[Items from a data source]
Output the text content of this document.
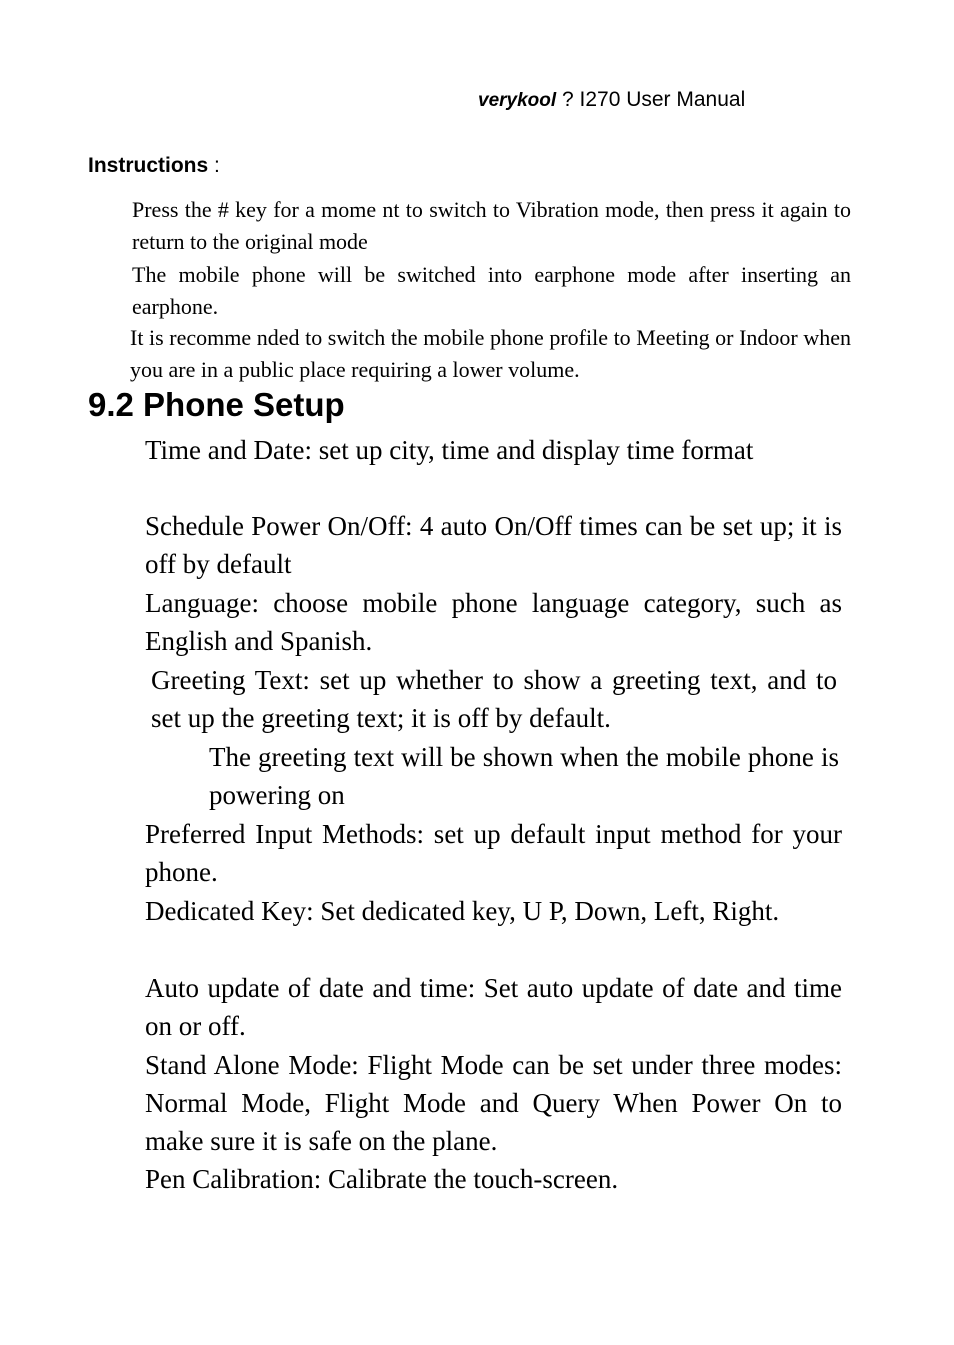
verykool ? I270 User Manual
Instructions :
Press the # key for a mome nt to switch to Vibration mode, then press it again to return to the original mode
The mobile phone will be switched into earphone mode after inserting an earphone.
It is recomme nded to switch the mobile phone profile to Meeting or Indoor when you are in a public place requiring a lower volume.
9.2 Phone Setup
Time and Date: set up city, time and display time format
Schedule Power On/Off: 4 auto On/Off times can be set up; it is off by default
Language: choose mobile phone language category, such as English and Spanish.
Greeting Text: set up whether to show a greeting text, and to set up the greeting text; it is off by default.
The greeting text will be shown when the mobile phone is powering on
Preferred Input Methods: set up default input method for your phone.
Dedicated Key: Set dedicated key, U P, Down, Left, Right.
Auto update of date and time: Set auto update of date and time on or off.
Stand Alone Mode: Flight Mode can be set under three modes: Normal Mode, Flight Mode and Query When Power On to make sure it is safe on the plane.
Pen Calibration: Calibrate the touch-screen.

*Problem statement*: Retype the listing exactly. Pictures do not belong in the copy.

*Task answer*:
Output the text content of this document.
verykool ? I270 User Manual
Instructions :
Press the # key for a mome nt to switch to Vibration mode, then press it again to return to the original mode
The mobile phone will be switched into earphone mode after inserting an earphone.
It is recomme nded to switch the mobile phone profile to Meeting or Indoor when you are in a public place requiring a lower volume.
9.2 Phone Setup
Time and Date: set up city, time and display time format
Schedule Power On/Off: 4 auto On/Off times can be set up; it is off by default
Language: choose mobile phone language category, such as English and Spanish.
Greeting Text: set up whether to show a greeting text, and to set up the greeting text; it is off by default.
The greeting text will be shown when the mobile phone is powering on
Preferred Input Methods: set up default input method for your phone.
Dedicated Key: Set dedicated key, U P, Down, Left, Right.
Auto update of date and time: Set auto update of date and time on or off.
Stand Alone Mode: Flight Mode can be set under three modes: Normal Mode, Flight Mode and Query When Power On to make sure it is safe on the plane.
Pen Calibration: Calibrate the touch-screen.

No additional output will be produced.